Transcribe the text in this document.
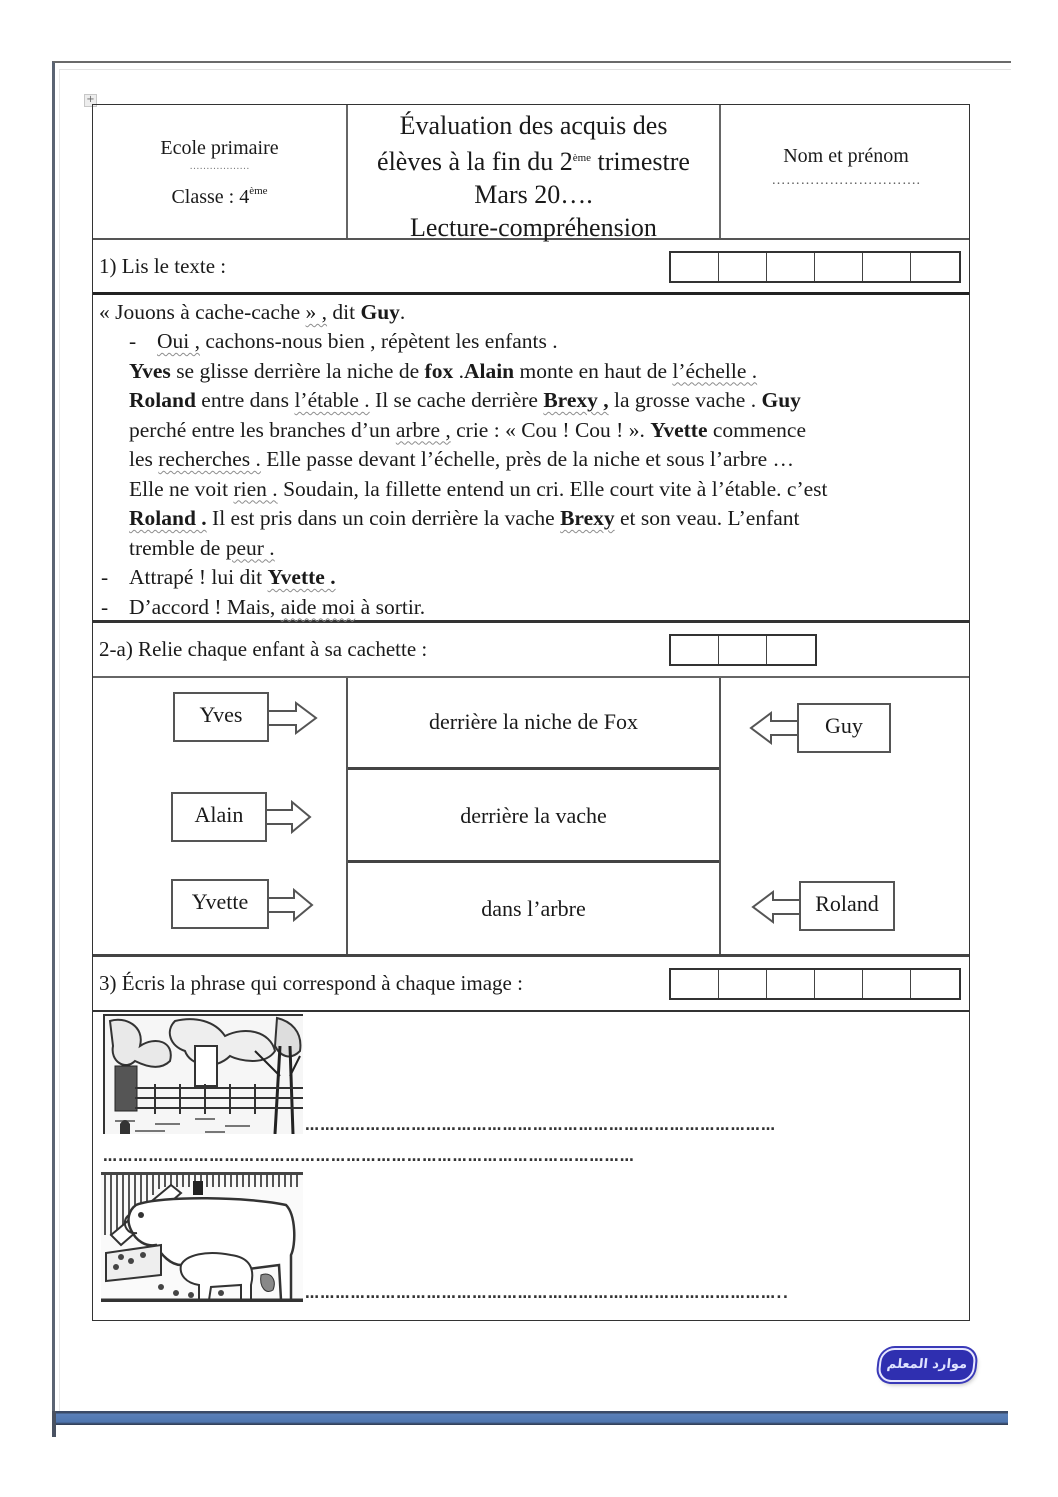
+
Ecole primaire
………………
Classe : 4ème
Évaluation des acquis des
élèves à la fin du 2ème trimestre
Mars 20….
Lecture-compréhension
Nom et prénom
………………………….
1) Lis le texte :

« Jouons à cache-cache » , dit Guy.

- Oui , cachons-nous bien , répètent les enfants .

Yves se glisse derrière la niche de fox .Alain monte en haut de l’échelle .

Roland entre dans l’étable . Il se cache derrière Brexy , la grosse vache . Guy

perché entre les branches d’un arbre , crie : « Cou ! Cou ! ». Yvette commence

les recherches . Elle passe devant l’échelle, près de la niche et sous l’arbre …

Elle ne voit rien . Soudain, la fillette entend un cri. Elle court vite à l’étable. c’est

Roland . Il est pris dans un coin derrière la vache Brexy et son veau. L’enfant

tremble de peur .

- Attrapé ! lui dit Yvette .

- D’accord ! Mais, aide moi à sortir.

2-a) Relie chaque enfant à sa cachette :
Yves
Alain
Yvette
derrière la niche de Fox
derrière la vache
dans l’arbre
Guy
Roland
3) Écris la phrase qui correspond à chaque image :
…………………………………………………………………………………
……………………………………………………………………………………………
…………………………………………………………………………………..
موارد المعلم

......

**Exercise task:**
Reproduce all the records verbatim, excluding images.

**Expected output:**
Transcribe the text in this document.
+
Ecole primaire
………………
Classe : 4ème
Évaluation des acquis des
élèves à la fin du 2ème trimestre
Mars 20….
Lecture-compréhension
Nom et prénom
………………………….
1) Lis le texte :

« Jouons à cache-cache » , dit Guy.

- Oui , cachons-nous bien , répètent les enfants .

Yves se glisse derrière la niche de fox .Alain monte en haut de l’échelle .

Roland entre dans l’étable . Il se cache derrière Brexy , la grosse vache . Guy

perché entre les branches d’un arbre , crie : « Cou ! Cou ! ». Yvette commence

les recherches . Elle passe devant l’échelle, près de la niche et sous l’arbre …

Elle ne voit rien . Soudain, la fillette entend un cri. Elle court vite à l’étable. c’est

Roland . Il est pris dans un coin derrière la vache Brexy et son veau. L’enfant

tremble de peur .

- Attrapé ! lui dit Yvette .

- D’accord ! Mais, aide moi à sortir.

2-a) Relie chaque enfant à sa cachette :
Yves
Alain
Yvette
derrière la niche de Fox
derrière la vache
dans l’arbre
Guy
Roland
3) Écris la phrase qui correspond à chaque image :
…………………………………………………………………………………
……………………………………………………………………………………………
…………………………………………………………………………………..
موارد المعلم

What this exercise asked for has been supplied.